■ Requirement: Examine each line of the data. Copy those that contain the string "JSON".

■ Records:
================================

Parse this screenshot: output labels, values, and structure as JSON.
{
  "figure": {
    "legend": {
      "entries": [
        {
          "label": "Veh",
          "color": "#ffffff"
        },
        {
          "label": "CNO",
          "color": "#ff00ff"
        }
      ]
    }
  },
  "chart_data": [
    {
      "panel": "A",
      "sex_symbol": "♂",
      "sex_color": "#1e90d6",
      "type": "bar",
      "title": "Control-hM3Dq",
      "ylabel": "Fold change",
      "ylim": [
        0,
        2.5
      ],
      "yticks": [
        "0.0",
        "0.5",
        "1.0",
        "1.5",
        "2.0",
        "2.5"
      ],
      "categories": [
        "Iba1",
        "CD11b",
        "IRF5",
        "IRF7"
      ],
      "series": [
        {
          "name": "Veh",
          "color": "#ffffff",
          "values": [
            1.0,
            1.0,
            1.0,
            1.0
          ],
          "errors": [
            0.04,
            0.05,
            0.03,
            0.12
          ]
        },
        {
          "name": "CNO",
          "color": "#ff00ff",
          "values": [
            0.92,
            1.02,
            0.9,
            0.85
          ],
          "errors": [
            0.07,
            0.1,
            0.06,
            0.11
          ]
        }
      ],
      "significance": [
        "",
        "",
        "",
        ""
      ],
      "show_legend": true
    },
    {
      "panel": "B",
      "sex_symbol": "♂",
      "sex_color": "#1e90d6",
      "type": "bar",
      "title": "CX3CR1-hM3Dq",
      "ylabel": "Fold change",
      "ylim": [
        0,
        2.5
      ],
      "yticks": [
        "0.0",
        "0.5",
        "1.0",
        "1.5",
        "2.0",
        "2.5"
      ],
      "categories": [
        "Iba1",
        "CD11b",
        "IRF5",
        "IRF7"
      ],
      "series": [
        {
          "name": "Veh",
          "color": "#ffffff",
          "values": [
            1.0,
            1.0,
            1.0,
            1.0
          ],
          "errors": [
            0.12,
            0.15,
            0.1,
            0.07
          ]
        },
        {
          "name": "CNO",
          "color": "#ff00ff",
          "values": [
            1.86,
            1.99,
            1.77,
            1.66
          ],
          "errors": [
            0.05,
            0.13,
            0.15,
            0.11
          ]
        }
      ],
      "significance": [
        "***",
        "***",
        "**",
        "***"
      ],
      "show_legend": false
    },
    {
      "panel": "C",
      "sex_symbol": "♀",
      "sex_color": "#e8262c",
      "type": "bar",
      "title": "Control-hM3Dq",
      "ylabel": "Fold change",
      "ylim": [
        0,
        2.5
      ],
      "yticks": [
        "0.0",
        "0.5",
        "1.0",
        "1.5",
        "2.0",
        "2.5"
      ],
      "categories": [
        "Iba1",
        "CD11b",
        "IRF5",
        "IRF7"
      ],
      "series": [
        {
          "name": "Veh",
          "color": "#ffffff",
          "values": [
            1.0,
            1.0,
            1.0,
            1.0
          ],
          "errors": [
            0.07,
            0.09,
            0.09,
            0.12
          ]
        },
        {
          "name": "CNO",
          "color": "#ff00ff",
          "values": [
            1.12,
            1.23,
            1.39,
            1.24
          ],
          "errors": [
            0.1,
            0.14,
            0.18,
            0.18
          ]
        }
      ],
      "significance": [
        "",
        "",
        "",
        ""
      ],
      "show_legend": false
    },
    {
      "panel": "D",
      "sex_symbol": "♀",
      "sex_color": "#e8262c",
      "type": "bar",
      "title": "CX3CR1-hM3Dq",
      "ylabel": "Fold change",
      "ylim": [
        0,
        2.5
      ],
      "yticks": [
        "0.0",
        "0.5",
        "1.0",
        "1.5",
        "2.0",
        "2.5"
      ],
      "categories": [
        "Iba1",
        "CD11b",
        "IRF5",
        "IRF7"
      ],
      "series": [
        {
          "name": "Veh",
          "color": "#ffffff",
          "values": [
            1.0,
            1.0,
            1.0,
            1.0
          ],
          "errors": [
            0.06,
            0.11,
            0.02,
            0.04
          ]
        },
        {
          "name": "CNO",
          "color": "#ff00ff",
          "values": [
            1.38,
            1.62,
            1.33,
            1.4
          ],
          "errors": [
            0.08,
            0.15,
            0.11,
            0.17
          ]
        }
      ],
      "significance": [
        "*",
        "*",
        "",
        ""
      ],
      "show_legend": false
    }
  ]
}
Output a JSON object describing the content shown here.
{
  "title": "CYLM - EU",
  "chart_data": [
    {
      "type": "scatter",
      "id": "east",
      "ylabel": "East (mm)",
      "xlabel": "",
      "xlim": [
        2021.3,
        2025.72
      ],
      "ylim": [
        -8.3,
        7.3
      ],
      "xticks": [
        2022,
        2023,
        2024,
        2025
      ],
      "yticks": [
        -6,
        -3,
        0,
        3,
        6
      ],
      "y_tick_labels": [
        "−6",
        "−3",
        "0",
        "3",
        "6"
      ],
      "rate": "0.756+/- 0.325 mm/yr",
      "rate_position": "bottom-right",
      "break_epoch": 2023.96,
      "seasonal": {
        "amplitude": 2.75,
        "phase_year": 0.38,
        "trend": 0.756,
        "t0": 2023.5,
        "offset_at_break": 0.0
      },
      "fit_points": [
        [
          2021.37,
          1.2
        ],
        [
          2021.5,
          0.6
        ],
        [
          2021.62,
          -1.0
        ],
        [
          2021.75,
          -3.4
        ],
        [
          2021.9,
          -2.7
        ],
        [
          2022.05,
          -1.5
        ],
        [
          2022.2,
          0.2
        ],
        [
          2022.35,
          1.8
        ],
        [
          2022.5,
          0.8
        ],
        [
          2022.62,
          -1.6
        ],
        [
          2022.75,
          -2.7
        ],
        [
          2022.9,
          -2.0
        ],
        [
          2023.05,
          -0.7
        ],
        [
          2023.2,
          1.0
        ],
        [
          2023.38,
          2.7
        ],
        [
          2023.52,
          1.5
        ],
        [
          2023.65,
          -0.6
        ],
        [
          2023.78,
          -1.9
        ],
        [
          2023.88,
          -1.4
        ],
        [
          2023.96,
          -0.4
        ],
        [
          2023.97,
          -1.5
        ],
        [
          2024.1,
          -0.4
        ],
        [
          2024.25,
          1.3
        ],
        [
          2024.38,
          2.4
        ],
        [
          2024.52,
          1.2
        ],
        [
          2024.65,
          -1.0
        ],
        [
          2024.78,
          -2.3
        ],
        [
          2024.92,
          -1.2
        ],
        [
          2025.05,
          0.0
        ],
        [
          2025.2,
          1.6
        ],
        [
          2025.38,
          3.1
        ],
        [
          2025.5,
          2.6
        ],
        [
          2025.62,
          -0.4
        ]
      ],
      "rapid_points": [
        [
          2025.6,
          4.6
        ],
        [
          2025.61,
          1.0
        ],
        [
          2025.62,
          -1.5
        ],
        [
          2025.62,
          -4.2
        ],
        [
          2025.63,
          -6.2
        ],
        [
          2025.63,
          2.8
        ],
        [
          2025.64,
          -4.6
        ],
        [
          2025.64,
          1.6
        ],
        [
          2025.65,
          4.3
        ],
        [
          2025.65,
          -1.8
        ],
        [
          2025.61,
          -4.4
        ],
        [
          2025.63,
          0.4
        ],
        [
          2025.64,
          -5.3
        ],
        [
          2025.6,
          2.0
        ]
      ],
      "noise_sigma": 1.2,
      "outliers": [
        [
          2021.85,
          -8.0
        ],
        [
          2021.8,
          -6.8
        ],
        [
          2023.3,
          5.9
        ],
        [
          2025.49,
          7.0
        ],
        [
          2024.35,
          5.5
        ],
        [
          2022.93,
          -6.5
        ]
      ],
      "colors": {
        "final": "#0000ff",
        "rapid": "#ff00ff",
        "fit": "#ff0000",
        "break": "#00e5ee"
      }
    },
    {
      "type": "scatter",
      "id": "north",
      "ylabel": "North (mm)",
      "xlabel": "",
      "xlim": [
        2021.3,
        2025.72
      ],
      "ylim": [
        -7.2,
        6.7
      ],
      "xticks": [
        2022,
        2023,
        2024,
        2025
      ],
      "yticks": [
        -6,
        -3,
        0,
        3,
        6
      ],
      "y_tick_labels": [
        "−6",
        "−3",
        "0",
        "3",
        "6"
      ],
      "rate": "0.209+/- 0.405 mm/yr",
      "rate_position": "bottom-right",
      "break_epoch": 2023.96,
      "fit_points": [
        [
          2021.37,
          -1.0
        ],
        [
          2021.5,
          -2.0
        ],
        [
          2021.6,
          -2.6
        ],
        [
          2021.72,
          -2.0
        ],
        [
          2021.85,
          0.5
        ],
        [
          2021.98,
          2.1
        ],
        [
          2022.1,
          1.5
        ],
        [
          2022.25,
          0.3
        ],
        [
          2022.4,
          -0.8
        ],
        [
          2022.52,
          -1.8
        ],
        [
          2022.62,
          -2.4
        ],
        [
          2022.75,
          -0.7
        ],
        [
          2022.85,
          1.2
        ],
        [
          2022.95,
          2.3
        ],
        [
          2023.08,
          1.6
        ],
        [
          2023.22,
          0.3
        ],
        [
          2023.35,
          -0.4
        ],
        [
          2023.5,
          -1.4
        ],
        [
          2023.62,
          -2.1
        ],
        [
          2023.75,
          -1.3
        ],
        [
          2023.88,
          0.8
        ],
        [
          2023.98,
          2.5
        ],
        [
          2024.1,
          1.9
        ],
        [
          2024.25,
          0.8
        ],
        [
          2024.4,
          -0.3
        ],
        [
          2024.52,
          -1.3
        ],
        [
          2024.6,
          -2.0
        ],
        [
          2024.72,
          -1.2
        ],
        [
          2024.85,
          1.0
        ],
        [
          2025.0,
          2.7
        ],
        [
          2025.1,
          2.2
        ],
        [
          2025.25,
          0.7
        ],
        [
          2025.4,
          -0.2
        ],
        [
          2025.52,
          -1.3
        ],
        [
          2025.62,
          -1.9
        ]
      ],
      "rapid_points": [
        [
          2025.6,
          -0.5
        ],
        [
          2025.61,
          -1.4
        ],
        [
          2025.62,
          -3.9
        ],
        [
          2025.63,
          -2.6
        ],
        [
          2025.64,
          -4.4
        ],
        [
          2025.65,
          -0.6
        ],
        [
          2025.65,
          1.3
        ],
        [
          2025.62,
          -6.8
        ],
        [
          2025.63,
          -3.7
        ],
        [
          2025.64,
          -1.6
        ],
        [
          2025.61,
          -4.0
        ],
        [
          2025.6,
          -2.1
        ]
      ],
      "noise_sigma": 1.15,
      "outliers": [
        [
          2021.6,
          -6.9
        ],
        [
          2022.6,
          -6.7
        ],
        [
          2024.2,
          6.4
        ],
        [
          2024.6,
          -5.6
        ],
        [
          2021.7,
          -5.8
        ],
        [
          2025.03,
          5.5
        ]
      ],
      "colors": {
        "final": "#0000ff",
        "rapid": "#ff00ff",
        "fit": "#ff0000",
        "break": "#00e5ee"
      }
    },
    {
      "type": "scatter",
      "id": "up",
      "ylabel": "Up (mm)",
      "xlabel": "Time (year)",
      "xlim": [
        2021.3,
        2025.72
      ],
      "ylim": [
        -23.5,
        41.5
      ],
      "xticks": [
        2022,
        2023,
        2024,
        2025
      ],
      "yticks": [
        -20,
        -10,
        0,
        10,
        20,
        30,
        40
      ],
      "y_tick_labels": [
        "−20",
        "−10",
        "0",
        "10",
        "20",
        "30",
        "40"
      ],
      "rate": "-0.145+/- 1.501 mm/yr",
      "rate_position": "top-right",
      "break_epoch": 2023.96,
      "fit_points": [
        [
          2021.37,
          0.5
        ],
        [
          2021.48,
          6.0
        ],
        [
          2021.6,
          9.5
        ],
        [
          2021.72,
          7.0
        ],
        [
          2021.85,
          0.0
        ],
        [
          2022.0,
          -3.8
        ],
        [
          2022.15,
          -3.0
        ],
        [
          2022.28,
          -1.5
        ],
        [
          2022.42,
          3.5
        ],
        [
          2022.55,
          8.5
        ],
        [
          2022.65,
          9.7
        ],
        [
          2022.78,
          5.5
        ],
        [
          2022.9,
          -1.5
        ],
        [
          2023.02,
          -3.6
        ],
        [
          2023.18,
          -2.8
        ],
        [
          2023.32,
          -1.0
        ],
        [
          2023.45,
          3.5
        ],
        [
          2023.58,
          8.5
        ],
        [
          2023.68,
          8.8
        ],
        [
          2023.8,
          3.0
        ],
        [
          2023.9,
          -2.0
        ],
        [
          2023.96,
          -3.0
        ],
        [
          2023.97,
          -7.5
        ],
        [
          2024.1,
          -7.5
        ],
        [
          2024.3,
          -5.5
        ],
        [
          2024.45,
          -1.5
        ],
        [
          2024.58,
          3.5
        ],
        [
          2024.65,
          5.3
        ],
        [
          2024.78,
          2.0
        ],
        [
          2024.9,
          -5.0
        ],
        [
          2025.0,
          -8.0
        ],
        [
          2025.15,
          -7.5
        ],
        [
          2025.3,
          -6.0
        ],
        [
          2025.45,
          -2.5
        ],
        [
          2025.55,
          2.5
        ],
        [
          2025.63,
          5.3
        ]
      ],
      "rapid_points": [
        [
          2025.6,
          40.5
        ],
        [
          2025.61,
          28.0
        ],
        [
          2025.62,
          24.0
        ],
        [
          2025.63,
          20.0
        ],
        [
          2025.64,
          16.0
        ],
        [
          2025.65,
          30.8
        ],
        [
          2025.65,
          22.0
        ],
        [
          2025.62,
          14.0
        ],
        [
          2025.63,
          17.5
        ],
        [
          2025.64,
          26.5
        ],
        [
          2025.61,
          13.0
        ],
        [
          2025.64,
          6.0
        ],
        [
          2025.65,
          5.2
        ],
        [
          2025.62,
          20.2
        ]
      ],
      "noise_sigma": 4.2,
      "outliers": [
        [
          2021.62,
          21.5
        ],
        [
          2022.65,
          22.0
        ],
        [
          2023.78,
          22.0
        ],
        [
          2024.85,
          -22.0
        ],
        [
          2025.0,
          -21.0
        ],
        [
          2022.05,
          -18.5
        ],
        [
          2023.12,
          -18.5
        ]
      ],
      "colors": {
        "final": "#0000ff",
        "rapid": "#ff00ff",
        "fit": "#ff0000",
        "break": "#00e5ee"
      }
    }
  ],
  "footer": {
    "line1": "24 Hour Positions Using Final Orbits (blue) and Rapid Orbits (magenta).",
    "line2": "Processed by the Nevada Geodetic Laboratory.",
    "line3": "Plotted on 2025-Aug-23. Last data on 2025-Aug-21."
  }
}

================================

■ Worked solution:
Parse this screenshot: output labels, values, and structure as JSON.
Output a JSON object describing the content shown here.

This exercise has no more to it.